Entries provided:
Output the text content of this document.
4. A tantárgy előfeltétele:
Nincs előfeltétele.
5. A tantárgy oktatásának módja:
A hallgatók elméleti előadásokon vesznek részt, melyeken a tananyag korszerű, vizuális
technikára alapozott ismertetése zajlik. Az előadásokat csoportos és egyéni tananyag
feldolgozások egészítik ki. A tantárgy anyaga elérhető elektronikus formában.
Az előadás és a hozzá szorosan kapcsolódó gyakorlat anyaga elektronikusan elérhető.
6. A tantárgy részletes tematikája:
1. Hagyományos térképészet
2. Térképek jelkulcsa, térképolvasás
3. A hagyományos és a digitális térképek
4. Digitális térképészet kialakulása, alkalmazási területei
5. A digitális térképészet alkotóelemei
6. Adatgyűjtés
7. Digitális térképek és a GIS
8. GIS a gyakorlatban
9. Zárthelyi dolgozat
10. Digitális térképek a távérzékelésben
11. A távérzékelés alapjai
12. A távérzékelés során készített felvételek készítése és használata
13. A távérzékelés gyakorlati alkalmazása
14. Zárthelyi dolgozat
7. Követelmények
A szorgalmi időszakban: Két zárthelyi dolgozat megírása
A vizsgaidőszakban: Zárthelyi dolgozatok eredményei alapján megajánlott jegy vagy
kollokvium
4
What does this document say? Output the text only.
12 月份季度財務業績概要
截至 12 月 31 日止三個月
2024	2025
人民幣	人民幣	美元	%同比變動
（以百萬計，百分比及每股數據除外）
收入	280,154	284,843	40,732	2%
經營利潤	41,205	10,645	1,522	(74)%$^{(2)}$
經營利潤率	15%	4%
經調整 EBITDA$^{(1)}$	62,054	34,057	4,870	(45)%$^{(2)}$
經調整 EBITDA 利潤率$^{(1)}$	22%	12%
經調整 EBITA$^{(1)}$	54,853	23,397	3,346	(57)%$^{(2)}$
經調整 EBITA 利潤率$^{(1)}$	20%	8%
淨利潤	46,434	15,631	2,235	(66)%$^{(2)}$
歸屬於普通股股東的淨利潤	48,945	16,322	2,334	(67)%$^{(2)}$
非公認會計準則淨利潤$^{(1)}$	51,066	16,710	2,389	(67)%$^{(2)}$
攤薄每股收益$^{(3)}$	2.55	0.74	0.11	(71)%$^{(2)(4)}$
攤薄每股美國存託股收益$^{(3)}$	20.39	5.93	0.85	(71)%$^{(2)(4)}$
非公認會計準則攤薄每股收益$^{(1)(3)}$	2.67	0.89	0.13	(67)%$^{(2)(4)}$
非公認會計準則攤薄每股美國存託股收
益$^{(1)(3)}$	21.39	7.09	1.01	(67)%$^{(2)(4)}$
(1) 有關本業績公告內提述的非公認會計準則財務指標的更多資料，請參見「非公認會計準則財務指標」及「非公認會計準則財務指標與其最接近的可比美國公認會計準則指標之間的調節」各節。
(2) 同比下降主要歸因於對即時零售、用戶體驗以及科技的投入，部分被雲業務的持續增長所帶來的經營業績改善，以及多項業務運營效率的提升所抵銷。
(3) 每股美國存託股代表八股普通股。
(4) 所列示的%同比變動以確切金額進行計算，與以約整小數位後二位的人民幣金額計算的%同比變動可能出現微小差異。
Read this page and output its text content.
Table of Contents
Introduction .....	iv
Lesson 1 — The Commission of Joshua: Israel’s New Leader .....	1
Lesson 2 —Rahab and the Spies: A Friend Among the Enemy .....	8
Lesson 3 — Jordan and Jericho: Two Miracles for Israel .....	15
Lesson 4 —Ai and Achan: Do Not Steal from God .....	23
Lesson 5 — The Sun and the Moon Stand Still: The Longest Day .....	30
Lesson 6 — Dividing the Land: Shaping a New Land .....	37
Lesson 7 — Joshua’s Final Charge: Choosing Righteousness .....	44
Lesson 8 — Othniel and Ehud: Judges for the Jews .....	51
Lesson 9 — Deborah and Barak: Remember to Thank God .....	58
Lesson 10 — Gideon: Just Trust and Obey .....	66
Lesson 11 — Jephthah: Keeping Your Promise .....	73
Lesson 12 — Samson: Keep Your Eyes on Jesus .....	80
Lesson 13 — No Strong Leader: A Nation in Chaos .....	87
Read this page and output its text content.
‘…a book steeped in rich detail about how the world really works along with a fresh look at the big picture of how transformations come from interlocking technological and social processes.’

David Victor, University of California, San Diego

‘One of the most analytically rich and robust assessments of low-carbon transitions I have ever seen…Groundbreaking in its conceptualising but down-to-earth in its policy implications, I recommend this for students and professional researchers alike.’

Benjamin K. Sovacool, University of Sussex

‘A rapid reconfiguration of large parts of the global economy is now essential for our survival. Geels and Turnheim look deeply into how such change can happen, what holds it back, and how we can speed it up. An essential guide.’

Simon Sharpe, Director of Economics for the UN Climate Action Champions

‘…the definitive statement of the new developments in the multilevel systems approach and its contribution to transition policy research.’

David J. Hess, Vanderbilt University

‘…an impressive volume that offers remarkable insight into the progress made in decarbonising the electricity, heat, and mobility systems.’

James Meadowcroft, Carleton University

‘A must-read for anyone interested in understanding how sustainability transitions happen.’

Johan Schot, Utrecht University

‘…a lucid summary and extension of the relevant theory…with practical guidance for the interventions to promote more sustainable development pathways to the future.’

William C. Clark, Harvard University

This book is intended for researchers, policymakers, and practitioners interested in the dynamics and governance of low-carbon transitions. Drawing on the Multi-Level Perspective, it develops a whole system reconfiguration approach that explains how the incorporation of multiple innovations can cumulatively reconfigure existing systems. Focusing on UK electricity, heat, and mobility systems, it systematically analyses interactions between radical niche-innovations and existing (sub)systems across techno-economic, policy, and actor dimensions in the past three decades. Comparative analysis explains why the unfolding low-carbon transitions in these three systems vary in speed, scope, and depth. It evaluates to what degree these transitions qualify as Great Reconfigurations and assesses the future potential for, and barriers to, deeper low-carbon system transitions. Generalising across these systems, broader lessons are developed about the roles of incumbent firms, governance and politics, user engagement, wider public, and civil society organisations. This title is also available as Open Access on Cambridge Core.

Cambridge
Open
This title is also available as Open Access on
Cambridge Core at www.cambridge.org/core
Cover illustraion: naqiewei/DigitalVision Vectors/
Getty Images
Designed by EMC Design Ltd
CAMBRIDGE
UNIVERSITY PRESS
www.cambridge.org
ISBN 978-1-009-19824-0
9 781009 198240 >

Prompt: Pull every line containing the word "Leader" out of the material.

Reply:
Lesson 1 — The Commission of Joshua: Israel’s New Leader .....	1
Lesson 13 — No Strong Leader: A Nation in Chaos .....	87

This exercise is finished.